▸ Aim: Locate all lines in the data below that hold "SWING" and show them.

====== Input for this task ======

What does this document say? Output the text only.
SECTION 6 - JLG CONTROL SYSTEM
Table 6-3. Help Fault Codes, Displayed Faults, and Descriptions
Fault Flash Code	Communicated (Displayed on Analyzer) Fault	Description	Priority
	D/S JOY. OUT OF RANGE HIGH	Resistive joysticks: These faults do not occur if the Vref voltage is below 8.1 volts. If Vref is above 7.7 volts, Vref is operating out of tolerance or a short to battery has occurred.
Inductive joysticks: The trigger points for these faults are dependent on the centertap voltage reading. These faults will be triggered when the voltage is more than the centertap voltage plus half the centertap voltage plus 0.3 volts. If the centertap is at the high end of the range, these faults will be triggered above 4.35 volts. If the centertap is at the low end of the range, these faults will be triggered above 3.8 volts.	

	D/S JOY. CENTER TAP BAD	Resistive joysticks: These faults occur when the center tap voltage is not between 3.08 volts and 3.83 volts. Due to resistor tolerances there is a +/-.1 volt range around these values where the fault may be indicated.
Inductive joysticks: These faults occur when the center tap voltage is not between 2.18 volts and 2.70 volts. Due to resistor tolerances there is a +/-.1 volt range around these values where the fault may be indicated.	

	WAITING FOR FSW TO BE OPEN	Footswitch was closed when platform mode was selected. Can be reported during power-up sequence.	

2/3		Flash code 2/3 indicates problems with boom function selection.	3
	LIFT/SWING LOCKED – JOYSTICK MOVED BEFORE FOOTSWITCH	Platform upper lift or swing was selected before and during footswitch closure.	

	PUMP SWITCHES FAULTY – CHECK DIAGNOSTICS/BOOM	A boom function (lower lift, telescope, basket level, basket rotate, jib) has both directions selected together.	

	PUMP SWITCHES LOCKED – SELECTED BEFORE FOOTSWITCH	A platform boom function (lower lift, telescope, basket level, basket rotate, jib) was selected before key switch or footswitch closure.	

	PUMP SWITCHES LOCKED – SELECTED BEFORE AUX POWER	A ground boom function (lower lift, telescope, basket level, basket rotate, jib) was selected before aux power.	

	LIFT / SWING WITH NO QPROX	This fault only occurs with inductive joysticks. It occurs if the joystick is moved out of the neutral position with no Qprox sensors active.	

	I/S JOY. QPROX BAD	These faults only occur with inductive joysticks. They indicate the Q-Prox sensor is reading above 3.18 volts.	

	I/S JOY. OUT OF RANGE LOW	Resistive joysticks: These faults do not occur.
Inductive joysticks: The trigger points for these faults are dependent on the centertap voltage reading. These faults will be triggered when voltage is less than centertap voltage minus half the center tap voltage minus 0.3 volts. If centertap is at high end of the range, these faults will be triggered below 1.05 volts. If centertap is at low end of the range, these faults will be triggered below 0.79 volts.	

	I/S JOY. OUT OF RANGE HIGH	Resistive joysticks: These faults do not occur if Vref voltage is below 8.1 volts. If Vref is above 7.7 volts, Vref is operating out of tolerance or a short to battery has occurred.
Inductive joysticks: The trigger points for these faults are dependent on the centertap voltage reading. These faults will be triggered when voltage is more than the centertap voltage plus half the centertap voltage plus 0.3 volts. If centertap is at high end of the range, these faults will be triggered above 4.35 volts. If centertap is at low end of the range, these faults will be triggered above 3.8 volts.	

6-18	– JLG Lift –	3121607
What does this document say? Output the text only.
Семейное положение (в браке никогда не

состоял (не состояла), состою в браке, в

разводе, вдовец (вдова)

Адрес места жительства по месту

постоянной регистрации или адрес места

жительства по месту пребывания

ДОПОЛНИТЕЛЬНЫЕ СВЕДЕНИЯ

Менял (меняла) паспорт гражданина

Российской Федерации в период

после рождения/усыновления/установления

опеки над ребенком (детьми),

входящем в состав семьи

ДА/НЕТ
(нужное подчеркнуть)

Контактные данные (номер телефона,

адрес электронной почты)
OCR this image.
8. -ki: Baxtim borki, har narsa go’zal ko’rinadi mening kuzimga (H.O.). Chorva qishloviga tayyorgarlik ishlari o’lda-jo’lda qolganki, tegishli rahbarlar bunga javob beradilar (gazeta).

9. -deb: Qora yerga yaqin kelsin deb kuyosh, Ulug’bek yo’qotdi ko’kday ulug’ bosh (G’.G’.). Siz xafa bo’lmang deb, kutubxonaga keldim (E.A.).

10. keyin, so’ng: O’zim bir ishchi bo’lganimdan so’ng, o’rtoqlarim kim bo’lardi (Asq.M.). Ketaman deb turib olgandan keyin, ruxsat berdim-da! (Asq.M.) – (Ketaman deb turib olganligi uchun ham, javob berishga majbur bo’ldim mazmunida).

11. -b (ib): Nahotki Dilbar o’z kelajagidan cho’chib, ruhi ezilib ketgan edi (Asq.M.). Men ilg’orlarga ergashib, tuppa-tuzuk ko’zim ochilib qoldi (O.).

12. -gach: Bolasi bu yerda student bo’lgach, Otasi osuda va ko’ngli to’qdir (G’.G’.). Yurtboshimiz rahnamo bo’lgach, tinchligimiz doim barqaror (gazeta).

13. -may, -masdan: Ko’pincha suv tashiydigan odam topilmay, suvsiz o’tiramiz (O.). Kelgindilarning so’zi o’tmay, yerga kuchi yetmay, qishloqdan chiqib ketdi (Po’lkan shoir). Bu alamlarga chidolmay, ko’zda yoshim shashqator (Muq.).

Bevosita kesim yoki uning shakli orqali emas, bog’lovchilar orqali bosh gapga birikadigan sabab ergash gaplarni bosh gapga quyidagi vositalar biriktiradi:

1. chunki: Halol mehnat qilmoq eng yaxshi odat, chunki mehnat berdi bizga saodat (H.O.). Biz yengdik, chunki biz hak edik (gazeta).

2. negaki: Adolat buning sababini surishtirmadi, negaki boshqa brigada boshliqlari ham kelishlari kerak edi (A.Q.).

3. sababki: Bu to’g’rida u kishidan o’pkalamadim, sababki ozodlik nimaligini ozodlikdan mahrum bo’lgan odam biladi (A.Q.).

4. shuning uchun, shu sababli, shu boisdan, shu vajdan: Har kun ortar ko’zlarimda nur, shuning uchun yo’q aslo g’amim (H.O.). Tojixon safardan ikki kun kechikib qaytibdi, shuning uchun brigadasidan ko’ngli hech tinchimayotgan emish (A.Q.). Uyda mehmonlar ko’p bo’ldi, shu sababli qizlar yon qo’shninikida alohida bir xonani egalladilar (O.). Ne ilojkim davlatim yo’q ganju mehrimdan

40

======

▸ Result of this task:
	LIFT/SWING LOCKED – JOYSTICK MOVED BEFORE FOOTSWITCH	Platform upper lift or swing was selected before and during footswitch closure.	
	LIFT / SWING WITH NO QPROX	This fault only occurs with inductive joysticks. It occurs if the joystick is moved out of the neutral position with no Qprox sensors active.	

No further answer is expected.